→ **INSTRUCTIONS TO FOLLOW**: Count the lines that contain the string "fall" in the records beneath, and respond with the number only.

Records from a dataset
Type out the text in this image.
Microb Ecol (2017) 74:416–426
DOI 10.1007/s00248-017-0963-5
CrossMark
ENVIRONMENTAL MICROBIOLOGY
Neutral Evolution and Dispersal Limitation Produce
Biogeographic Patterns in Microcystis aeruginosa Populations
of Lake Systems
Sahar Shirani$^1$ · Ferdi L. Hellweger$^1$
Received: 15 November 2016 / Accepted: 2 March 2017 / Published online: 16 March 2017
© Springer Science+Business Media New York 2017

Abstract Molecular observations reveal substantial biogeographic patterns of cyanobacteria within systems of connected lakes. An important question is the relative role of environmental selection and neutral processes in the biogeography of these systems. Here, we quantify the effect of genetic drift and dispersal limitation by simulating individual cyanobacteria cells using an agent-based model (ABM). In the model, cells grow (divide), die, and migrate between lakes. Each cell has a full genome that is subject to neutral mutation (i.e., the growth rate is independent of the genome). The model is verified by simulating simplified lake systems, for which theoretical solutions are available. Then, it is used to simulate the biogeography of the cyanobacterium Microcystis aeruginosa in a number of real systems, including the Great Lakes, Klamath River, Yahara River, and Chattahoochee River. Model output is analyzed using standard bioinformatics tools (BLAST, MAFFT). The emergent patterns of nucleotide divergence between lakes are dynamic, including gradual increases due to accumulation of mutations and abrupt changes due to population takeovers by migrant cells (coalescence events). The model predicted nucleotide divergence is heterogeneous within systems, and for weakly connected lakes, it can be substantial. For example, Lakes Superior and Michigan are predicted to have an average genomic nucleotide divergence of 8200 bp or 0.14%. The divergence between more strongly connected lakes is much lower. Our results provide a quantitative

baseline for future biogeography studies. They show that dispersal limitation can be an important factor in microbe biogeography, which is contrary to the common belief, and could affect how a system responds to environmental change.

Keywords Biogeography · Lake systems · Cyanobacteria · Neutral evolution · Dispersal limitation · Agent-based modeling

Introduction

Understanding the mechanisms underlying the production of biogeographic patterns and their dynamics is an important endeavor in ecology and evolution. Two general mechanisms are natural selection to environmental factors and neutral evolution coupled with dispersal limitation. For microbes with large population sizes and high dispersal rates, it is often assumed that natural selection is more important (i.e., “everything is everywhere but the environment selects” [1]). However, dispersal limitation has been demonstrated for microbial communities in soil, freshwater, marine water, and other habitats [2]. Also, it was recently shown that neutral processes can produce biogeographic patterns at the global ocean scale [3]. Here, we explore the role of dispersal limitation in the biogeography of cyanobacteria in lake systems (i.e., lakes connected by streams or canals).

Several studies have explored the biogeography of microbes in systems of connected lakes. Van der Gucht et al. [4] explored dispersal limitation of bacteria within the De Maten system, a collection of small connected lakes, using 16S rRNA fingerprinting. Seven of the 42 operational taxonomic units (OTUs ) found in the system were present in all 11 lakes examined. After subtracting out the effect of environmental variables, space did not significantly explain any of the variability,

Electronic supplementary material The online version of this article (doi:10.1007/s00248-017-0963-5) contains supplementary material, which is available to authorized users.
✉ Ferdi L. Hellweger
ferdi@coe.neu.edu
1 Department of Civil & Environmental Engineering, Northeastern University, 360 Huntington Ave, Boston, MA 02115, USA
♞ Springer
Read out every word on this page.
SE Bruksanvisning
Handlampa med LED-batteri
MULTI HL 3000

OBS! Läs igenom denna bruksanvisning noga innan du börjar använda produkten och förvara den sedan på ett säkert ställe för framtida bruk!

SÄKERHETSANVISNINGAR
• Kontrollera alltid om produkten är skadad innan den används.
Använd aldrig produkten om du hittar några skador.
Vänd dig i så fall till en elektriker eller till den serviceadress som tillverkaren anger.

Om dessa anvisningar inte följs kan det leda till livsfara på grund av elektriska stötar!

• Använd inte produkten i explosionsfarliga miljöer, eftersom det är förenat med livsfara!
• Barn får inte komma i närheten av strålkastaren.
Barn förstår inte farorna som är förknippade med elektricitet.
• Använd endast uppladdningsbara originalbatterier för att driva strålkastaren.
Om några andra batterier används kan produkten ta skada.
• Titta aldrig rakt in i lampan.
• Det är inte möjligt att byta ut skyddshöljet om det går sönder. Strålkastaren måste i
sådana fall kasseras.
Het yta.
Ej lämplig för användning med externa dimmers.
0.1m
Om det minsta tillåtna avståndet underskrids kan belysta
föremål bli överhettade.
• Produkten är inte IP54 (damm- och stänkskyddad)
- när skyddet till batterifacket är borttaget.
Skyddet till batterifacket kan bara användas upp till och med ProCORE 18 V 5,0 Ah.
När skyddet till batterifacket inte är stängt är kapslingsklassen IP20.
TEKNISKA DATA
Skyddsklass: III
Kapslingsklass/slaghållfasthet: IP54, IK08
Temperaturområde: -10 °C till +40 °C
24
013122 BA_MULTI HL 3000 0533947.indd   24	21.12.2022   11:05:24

→ **RESPONSE FOR THIS EXERCISE**: 2